┌─ Stored data

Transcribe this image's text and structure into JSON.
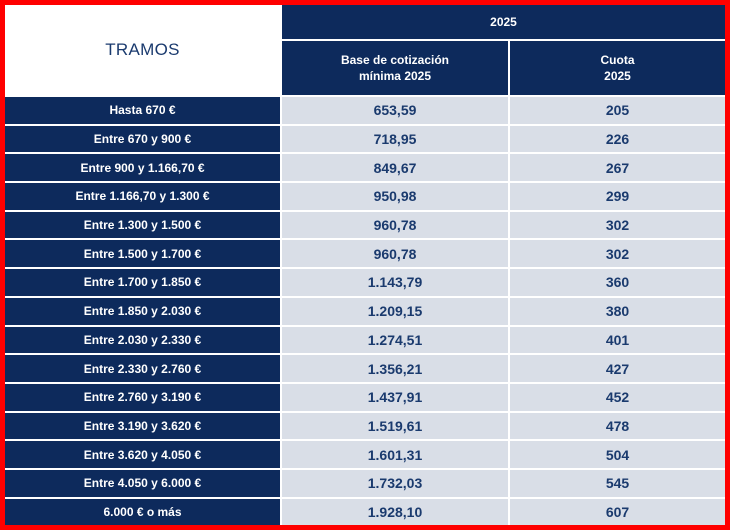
{
  "header": {
    "tramos": "TRAMOS",
    "year": "2025",
    "base_label": "Base de cotización\nmínima 2025",
    "cuota_label": "Cuota\n2025"
  },
  "rows": [
    {
      "tramo": "Hasta 670 €",
      "base": "653,59",
      "cuota": "205"
    },
    {
      "tramo": "Entre 670 y 900 €",
      "base": "718,95",
      "cuota": "226"
    },
    {
      "tramo": "Entre 900 y 1.166,70 €",
      "base": "849,67",
      "cuota": "267"
    },
    {
      "tramo": "Entre 1.166,70 y 1.300 €",
      "base": "950,98",
      "cuota": "299"
    },
    {
      "tramo": "Entre 1.300 y 1.500 €",
      "base": "960,78",
      "cuota": "302"
    },
    {
      "tramo": "Entre 1.500 y 1.700 €",
      "base": "960,78",
      "cuota": "302"
    },
    {
      "tramo": "Entre 1.700 y 1.850 €",
      "base": "1.143,79",
      "cuota": "360"
    },
    {
      "tramo": "Entre 1.850 y 2.030 €",
      "base": "1.209,15",
      "cuota": "380"
    },
    {
      "tramo": "Entre 2.030 y 2.330 €",
      "base": "1.274,51",
      "cuota": "401"
    },
    {
      "tramo": "Entre 2.330 y 2.760 €",
      "base": "1.356,21",
      "cuota": "427"
    },
    {
      "tramo": "Entre 2.760 y 3.190 €",
      "base": "1.437,91",
      "cuota": "452"
    },
    {
      "tramo": "Entre 3.190 y 3.620 €",
      "base": "1.519,61",
      "cuota": "478"
    },
    {
      "tramo": "Entre 3.620 y 4.050 €",
      "base": "1.601,31",
      "cuota": "504"
    },
    {
      "tramo": "Entre 4.050 y 6.000 €",
      "base": "1.732,03",
      "cuota": "545"
    },
    {
      "tramo": "6.000 € o más",
      "base": "1.928,10",
      "cuota": "607"
    }
  ]
}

└─

## Goal of the exercise
The records above should be reproduced exactly, with no pictures included.

## Task solution
Transcribe this image's text and structure into JSON.
{
  "header": {
    "tramos": "TRAMOS",
    "year": "2025",
    "base_label": "Base de cotización\nmínima 2025",
    "cuota_label": "Cuota\n2025"
  },
  "rows": [
    {
      "tramo": "Hasta 670 €",
      "base": "653,59",
      "cuota": "205"
    },
    {
      "tramo": "Entre 670 y 900 €",
      "base": "718,95",
      "cuota": "226"
    },
    {
      "tramo": "Entre 900 y 1.166,70 €",
      "base": "849,67",
      "cuota": "267"
    },
    {
      "tramo": "Entre 1.166,70 y 1.300 €",
      "base": "950,98",
      "cuota": "299"
    },
    {
      "tramo": "Entre 1.300 y 1.500 €",
      "base": "960,78",
      "cuota": "302"
    },
    {
      "tramo": "Entre 1.500 y 1.700 €",
      "base": "960,78",
      "cuota": "302"
    },
    {
      "tramo": "Entre 1.700 y 1.850 €",
      "base": "1.143,79",
      "cuota": "360"
    },
    {
      "tramo": "Entre 1.850 y 2.030 €",
      "base": "1.209,15",
      "cuota": "380"
    },
    {
      "tramo": "Entre 2.030 y 2.330 €",
      "base": "1.274,51",
      "cuota": "401"
    },
    {
      "tramo": "Entre 2.330 y 2.760 €",
      "base": "1.356,21",
      "cuota": "427"
    },
    {
      "tramo": "Entre 2.760 y 3.190 €",
      "base": "1.437,91",
      "cuota": "452"
    },
    {
      "tramo": "Entre 3.190 y 3.620 €",
      "base": "1.519,61",
      "cuota": "478"
    },
    {
      "tramo": "Entre 3.620 y 4.050 €",
      "base": "1.601,31",
      "cuota": "504"
    },
    {
      "tramo": "Entre 4.050 y 6.000 €",
      "base": "1.732,03",
      "cuota": "545"
    },
    {
      "tramo": "6.000 € o más",
      "base": "1.928,10",
      "cuota": "607"
    }
  ]
}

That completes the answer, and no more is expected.